Each line that follows should be printed again exactly as it stands.
'''
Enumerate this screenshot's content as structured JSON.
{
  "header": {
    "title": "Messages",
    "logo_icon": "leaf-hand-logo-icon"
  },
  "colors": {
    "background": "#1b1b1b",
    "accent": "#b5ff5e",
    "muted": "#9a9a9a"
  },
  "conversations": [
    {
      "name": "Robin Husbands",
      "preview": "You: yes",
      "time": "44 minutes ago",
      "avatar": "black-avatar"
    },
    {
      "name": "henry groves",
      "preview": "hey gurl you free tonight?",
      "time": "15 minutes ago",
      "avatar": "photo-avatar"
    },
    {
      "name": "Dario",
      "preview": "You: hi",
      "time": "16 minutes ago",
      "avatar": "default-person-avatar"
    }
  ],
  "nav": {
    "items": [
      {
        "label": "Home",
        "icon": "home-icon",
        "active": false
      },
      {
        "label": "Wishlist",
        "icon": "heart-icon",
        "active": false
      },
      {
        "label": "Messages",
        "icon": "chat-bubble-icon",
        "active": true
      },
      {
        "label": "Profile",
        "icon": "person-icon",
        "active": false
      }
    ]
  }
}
'''
▶ **Exercise result**:
Enumerate this screenshot's content as structured JSON.
{
  "header": {
    "title": "Messages",
    "logo_icon": "leaf-hand-logo-icon"
  },
  "colors": {
    "background": "#1b1b1b",
    "accent": "#b5ff5e",
    "muted": "#9a9a9a"
  },
  "conversations": [
    {
      "name": "Robin Husbands",
      "preview": "You: yes",
      "time": "44 minutes ago",
      "avatar": "black-avatar"
    },
    {
      "name": "henry groves",
      "preview": "hey gurl you free tonight?",
      "time": "15 minutes ago",
      "avatar": "photo-avatar"
    },
    {
      "name": "Dario",
      "preview": "You: hi",
      "time": "16 minutes ago",
      "avatar": "default-person-avatar"
    }
  ],
  "nav": {
    "items": [
      {
        "label": "Home",
        "icon": "home-icon",
        "active": false
      },
      {
        "label": "Wishlist",
        "icon": "heart-icon",
        "active": false
      },
      {
        "label": "Messages",
        "icon": "chat-bubble-icon",
        "active": true
      },
      {
        "label": "Profile",
        "icon": "person-icon",
        "active": false
      }
    ]
  }
}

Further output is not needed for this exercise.